What the task requires: Your task is to copy the listing exactly. Drop any pictures from the copy.
>>>>
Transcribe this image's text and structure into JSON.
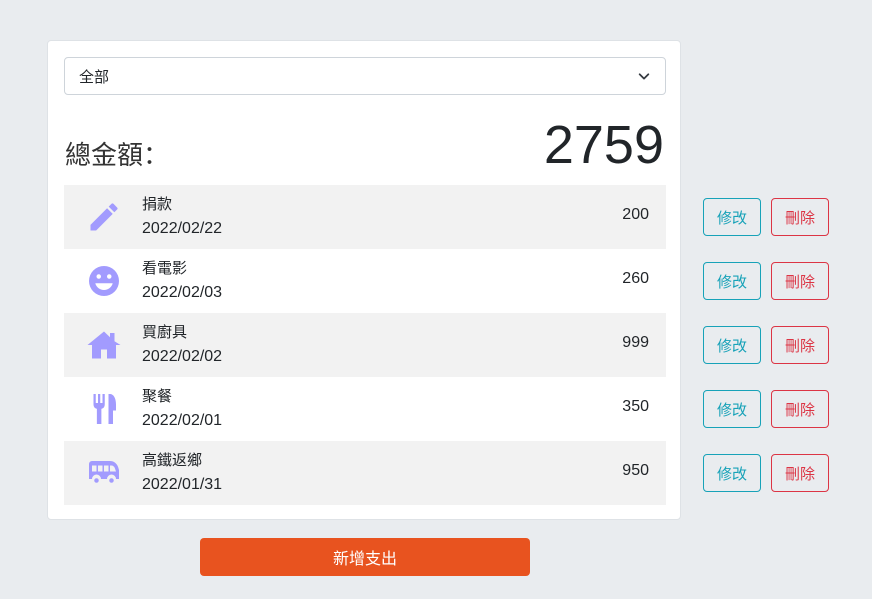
{
  "filter": {
    "selected": "全部"
  },
  "summary": {
    "label": "總金額：",
    "total": "2759"
  },
  "expenses": [
    {
      "name": "捐款",
      "date": "2022/02/22",
      "amount": "200",
      "icon": "pencil-icon"
    },
    {
      "name": "看電影",
      "date": "2022/02/03",
      "amount": "260",
      "icon": "smile-icon"
    },
    {
      "name": "買廚具",
      "date": "2022/02/02",
      "amount": "999",
      "icon": "home-icon"
    },
    {
      "name": "聚餐",
      "date": "2022/02/01",
      "amount": "350",
      "icon": "utensils-icon"
    },
    {
      "name": "高鐵返鄉",
      "date": "2022/01/31",
      "amount": "950",
      "icon": "bus-icon"
    }
  ],
  "actions": {
    "edit_label": "修改",
    "delete_label": "刪除"
  },
  "add_button": {
    "label": "新增支出"
  },
  "colors": {
    "icon": "#a29bfe",
    "edit": "#17a2b8",
    "delete": "#dc3545",
    "add": "#e8531f"
  }
}
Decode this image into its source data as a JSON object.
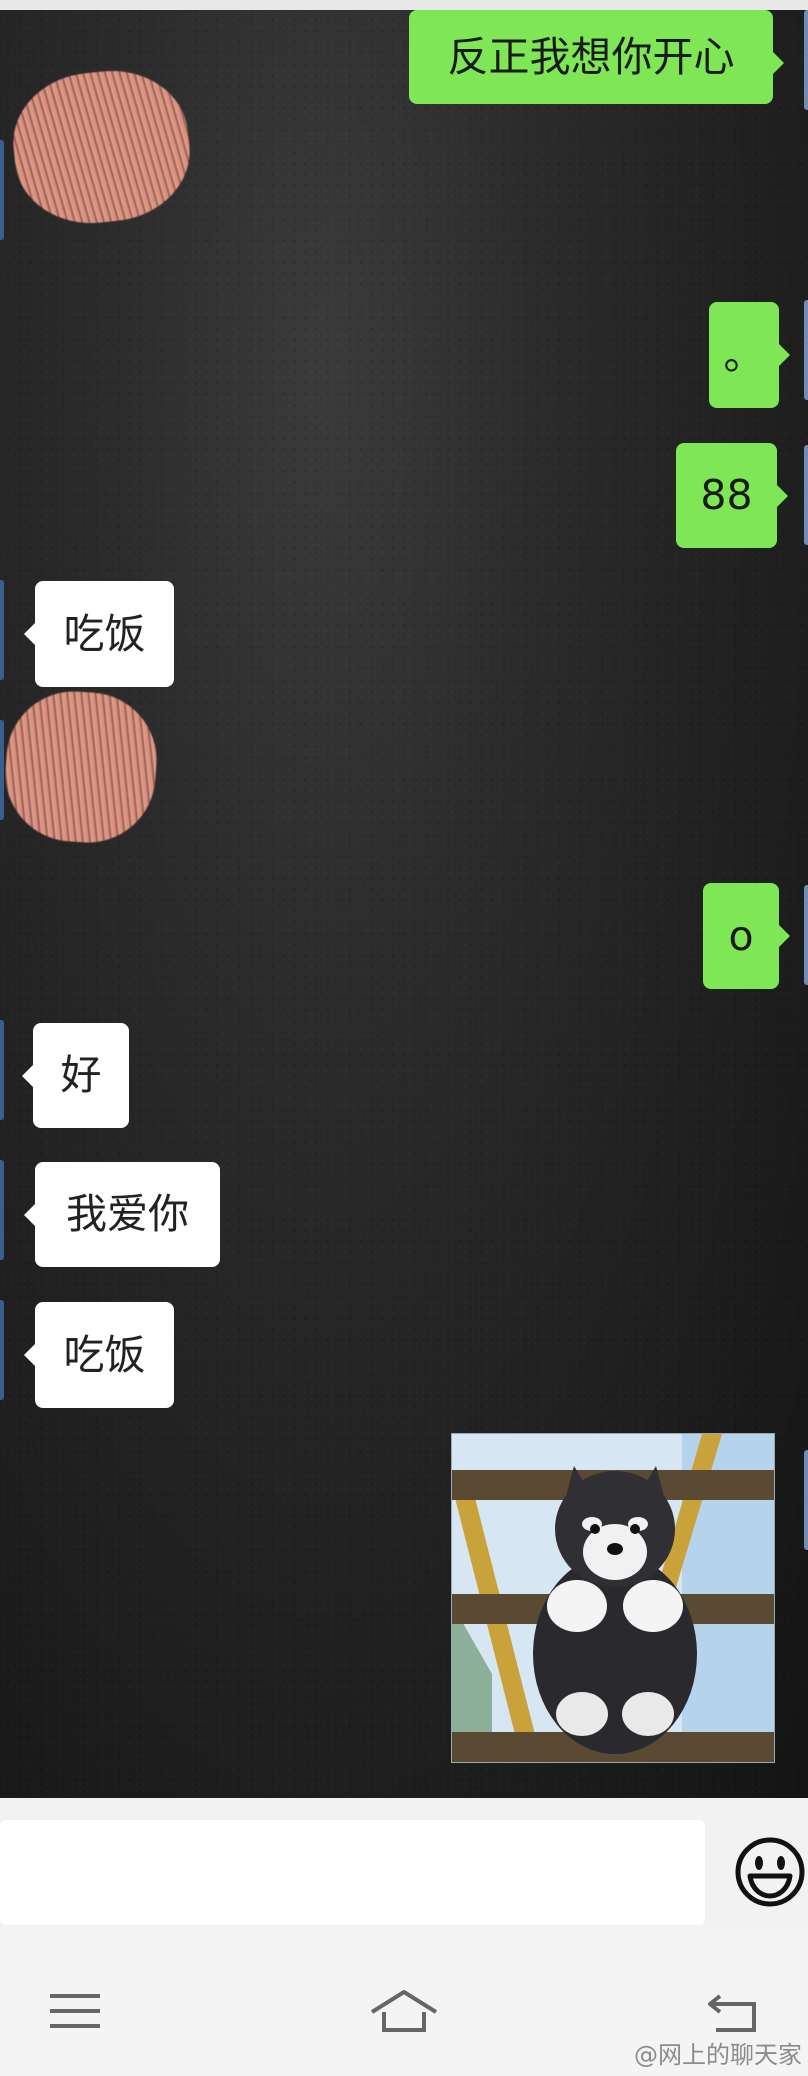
{
  "messages": [
    {
      "side": "out",
      "text": "反正我想你开心"
    },
    {
      "side": "out",
      "text": "。"
    },
    {
      "side": "out",
      "text": "88"
    },
    {
      "side": "in",
      "text": "吃饭"
    },
    {
      "side": "out",
      "text": "o"
    },
    {
      "side": "in",
      "text": "好"
    },
    {
      "side": "in",
      "text": "我爱你"
    },
    {
      "side": "in",
      "text": "吃饭"
    }
  ],
  "icons": {
    "emoji": "smiley-emoji-icon",
    "menu": "hamburger-menu-icon",
    "home": "home-icon",
    "back": "back-arrow-icon"
  },
  "colors": {
    "outgoing_bubble": "#7fe655",
    "incoming_bubble": "#ffffff",
    "chat_background": "#1f1f1f"
  },
  "watermark": "@网上的聊天家"
}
<<<<
Result:
Transcribe this image's text and structure into JSON.
{
  "filter": {
    "selected": "全部"
  },
  "summary": {
    "label": "總金額：",
    "total": "2759"
  },
  "expenses": [
    {
      "name": "捐款",
      "date": "2022/02/22",
      "amount": "200",
      "icon": "pencil-icon"
    },
    {
      "name": "看電影",
      "date": "2022/02/03",
      "amount": "260",
      "icon": "smile-icon"
    },
    {
      "name": "買廚具",
      "date": "2022/02/02",
      "amount": "999",
      "icon": "home-icon"
    },
    {
      "name": "聚餐",
      "date": "2022/02/01",
      "amount": "350",
      "icon": "utensils-icon"
    },
    {
      "name": "高鐵返鄉",
      "date": "2022/01/31",
      "amount": "950",
      "icon": "bus-icon"
    }
  ],
  "actions": {
    "edit_label": "修改",
    "delete_label": "刪除"
  },
  "add_button": {
    "label": "新增支出"
  },
  "colors": {
    "icon": "#a29bfe",
    "edit": "#17a2b8",
    "delete": "#dc3545",
    "add": "#e8531f"
  }
}
Decode this image into its source data as a JSON object.
{
  "messages": [
    {
      "side": "out",
      "text": "反正我想你开心"
    },
    {
      "side": "out",
      "text": "。"
    },
    {
      "side": "out",
      "text": "88"
    },
    {
      "side": "in",
      "text": "吃饭"
    },
    {
      "side": "out",
      "text": "o"
    },
    {
      "side": "in",
      "text": "好"
    },
    {
      "side": "in",
      "text": "我爱你"
    },
    {
      "side": "in",
      "text": "吃饭"
    }
  ],
  "icons": {
    "emoji": "smiley-emoji-icon",
    "menu": "hamburger-menu-icon",
    "home": "home-icon",
    "back": "back-arrow-icon"
  },
  "colors": {
    "outgoing_bubble": "#7fe655",
    "incoming_bubble": "#ffffff",
    "chat_background": "#1f1f1f"
  },
  "watermark": "@网上的聊天家"
}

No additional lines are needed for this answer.